• [Given instruction] Your task is to copy the material exactly.

• [Data]
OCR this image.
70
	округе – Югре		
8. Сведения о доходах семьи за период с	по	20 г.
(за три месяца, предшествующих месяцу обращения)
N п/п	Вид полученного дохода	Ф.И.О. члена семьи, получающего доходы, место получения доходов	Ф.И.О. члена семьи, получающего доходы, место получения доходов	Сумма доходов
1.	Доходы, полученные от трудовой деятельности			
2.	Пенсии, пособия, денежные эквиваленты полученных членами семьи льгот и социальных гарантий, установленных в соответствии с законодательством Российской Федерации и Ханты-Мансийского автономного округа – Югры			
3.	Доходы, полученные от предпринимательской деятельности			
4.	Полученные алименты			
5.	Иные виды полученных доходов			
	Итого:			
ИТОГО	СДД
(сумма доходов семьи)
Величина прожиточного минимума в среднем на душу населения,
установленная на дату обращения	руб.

• [Task solution]
OCR this image.
70
	округе – Югре		
8. Сведения о доходах семьи за период с	по	20 г.
(за три месяца, предшествующих месяцу обращения)
N п/п	Вид полученного дохода	Ф.И.О. члена семьи, получающего доходы, место получения доходов	Ф.И.О. члена семьи, получающего доходы, место получения доходов	Сумма доходов
1.	Доходы, полученные от трудовой деятельности			
2.	Пенсии, пособия, денежные эквиваленты полученных членами семьи льгот и социальных гарантий, установленных в соответствии с законодательством Российской Федерации и Ханты-Мансийского автономного округа – Югры			
3.	Доходы, полученные от предпринимательской деятельности			
4.	Полученные алименты			
5.	Иные виды полученных доходов			
	Итого:			
ИТОГО	СДД
(сумма доходов семьи)
Величина прожиточного минимума в среднем на душу населения,
установленная на дату обращения	руб.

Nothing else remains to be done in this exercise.